Request> Please restate the following records word for word.

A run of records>
* * * * *

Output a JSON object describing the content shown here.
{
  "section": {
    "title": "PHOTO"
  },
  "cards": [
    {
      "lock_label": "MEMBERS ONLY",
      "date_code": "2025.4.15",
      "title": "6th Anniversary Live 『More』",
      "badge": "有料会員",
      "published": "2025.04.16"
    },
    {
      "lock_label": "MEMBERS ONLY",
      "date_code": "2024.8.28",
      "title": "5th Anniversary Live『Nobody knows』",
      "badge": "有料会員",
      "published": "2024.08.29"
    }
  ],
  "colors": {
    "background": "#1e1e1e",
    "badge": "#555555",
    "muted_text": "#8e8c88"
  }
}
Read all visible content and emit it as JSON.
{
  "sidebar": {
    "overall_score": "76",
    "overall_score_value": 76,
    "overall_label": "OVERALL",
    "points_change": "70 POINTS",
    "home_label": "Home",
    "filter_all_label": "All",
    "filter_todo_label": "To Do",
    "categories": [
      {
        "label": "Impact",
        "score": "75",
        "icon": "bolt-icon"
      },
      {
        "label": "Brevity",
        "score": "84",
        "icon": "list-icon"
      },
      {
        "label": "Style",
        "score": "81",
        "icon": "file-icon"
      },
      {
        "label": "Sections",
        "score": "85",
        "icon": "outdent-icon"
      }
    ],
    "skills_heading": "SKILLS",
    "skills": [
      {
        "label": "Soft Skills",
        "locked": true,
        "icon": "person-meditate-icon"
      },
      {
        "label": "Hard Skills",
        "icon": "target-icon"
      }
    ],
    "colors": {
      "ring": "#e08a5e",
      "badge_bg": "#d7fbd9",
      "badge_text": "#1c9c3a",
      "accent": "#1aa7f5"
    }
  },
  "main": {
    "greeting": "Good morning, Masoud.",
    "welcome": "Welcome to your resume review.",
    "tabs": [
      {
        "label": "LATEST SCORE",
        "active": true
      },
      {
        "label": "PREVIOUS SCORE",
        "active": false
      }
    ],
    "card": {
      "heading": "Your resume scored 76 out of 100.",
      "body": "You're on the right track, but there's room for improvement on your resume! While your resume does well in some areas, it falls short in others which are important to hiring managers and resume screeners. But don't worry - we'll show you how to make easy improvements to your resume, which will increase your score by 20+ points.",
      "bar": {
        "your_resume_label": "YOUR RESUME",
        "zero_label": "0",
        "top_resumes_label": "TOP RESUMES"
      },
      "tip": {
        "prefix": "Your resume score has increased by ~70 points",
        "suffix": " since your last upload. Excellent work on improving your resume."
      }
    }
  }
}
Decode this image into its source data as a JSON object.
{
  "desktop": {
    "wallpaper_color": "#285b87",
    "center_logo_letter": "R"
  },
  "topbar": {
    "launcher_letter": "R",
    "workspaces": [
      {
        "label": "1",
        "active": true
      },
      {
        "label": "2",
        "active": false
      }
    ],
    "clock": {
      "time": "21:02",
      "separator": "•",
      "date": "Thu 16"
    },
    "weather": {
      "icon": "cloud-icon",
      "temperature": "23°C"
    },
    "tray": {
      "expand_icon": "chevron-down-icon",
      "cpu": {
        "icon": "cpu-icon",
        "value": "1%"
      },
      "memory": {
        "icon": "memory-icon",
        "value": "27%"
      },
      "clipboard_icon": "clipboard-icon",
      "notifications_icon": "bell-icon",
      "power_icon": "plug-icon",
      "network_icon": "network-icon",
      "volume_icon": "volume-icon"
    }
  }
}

* * * * *

Complete answer>
Output a JSON object describing the content shown here.
{
  "section": {
    "title": "PHOTO"
  },
  "cards": [
    {
      "lock_label": "MEMBERS ONLY",
      "date_code": "2025.4.15",
      "title": "6th Anniversary Live 『More』",
      "badge": "有料会員",
      "published": "2025.04.16"
    },
    {
      "lock_label": "MEMBERS ONLY",
      "date_code": "2024.8.28",
      "title": "5th Anniversary Live『Nobody knows』",
      "badge": "有料会員",
      "published": "2024.08.29"
    }
  ],
  "colors": {
    "background": "#1e1e1e",
    "badge": "#555555",
    "muted_text": "#8e8c88"
  }
}
Read all visible content and emit it as JSON.
{
  "sidebar": {
    "overall_score": "76",
    "overall_score_value": 76,
    "overall_label": "OVERALL",
    "points_change": "70 POINTS",
    "home_label": "Home",
    "filter_all_label": "All",
    "filter_todo_label": "To Do",
    "categories": [
      {
        "label": "Impact",
        "score": "75",
        "icon": "bolt-icon"
      },
      {
        "label": "Brevity",
        "score": "84",
        "icon": "list-icon"
      },
      {
        "label": "Style",
        "score": "81",
        "icon": "file-icon"
      },
      {
        "label": "Sections",
        "score": "85",
        "icon": "outdent-icon"
      }
    ],
    "skills_heading": "SKILLS",
    "skills": [
      {
        "label": "Soft Skills",
        "locked": true,
        "icon": "person-meditate-icon"
      },
      {
        "label": "Hard Skills",
        "icon": "target-icon"
      }
    ],
    "colors": {
      "ring": "#e08a5e",
      "badge_bg": "#d7fbd9",
      "badge_text": "#1c9c3a",
      "accent": "#1aa7f5"
    }
  },
  "main": {
    "greeting": "Good morning, Masoud.",
    "welcome": "Welcome to your resume review.",
    "tabs": [
      {
        "label": "LATEST SCORE",
        "active": true
      },
      {
        "label": "PREVIOUS SCORE",
        "active": false
      }
    ],
    "card": {
      "heading": "Your resume scored 76 out of 100.",
      "body": "You're on the right track, but there's room for improvement on your resume! While your resume does well in some areas, it falls short in others which are important to hiring managers and resume screeners. But don't worry - we'll show you how to make easy improvements to your resume, which will increase your score by 20+ points.",
      "bar": {
        "your_resume_label": "YOUR RESUME",
        "zero_label": "0",
        "top_resumes_label": "TOP RESUMES"
      },
      "tip": {
        "prefix": "Your resume score has increased by ~70 points",
        "suffix": " since your last upload. Excellent work on improving your resume."
      }
    }
  }
}
Decode this image into its source data as a JSON object.
{
  "desktop": {
    "wallpaper_color": "#285b87",
    "center_logo_letter": "R"
  },
  "topbar": {
    "launcher_letter": "R",
    "workspaces": [
      {
        "label": "1",
        "active": true
      },
      {
        "label": "2",
        "active": false
      }
    ],
    "clock": {
      "time": "21:02",
      "separator": "•",
      "date": "Thu 16"
    },
    "weather": {
      "icon": "cloud-icon",
      "temperature": "23°C"
    },
    "tray": {
      "expand_icon": "chevron-down-icon",
      "cpu": {
        "icon": "cpu-icon",
        "value": "1%"
      },
      "memory": {
        "icon": "memory-icon",
        "value": "27%"
      },
      "clipboard_icon": "clipboard-icon",
      "notifications_icon": "bell-icon",
      "power_icon": "plug-icon",
      "network_icon": "network-icon",
      "volume_icon": "volume-icon"
    }
  }
}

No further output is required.